Records from a data collection:
**********
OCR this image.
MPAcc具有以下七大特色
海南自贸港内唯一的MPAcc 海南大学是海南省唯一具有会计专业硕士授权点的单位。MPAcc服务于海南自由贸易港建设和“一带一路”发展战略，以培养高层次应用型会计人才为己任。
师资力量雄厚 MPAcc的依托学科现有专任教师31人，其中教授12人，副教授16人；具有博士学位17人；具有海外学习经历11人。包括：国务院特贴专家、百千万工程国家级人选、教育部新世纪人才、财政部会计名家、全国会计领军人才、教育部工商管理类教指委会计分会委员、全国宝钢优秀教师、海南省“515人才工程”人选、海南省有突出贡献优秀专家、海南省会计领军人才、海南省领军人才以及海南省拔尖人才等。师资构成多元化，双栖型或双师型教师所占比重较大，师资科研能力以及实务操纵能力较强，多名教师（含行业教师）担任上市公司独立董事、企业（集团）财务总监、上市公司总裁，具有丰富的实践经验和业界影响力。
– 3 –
**********
Written exercise: Copy out the full listing exactly.

Solution for this task:
OCR this image.
MPAcc具有以下七大特色
海南自贸港内唯一的MPAcc 海南大学是海南省唯一具有会计专业硕士授权点的单位。MPAcc服务于海南自由贸易港建设和“一带一路”发展战略，以培养高层次应用型会计人才为己任。
师资力量雄厚 MPAcc的依托学科现有专任教师31人，其中教授12人，副教授16人；具有博士学位17人；具有海外学习经历11人。包括：国务院特贴专家、百千万工程国家级人选、教育部新世纪人才、财政部会计名家、全国会计领军人才、教育部工商管理类教指委会计分会委员、全国宝钢优秀教师、海南省“515人才工程”人选、海南省有突出贡献优秀专家、海南省会计领军人才、海南省领军人才以及海南省拔尖人才等。师资构成多元化，双栖型或双师型教师所占比重较大，师资科研能力以及实务操纵能力较强，多名教师（含行业教师）担任上市公司独立董事、企业（集团）财务总监、上市公司总裁，具有丰富的实践经验和业界影响力。
– 3 –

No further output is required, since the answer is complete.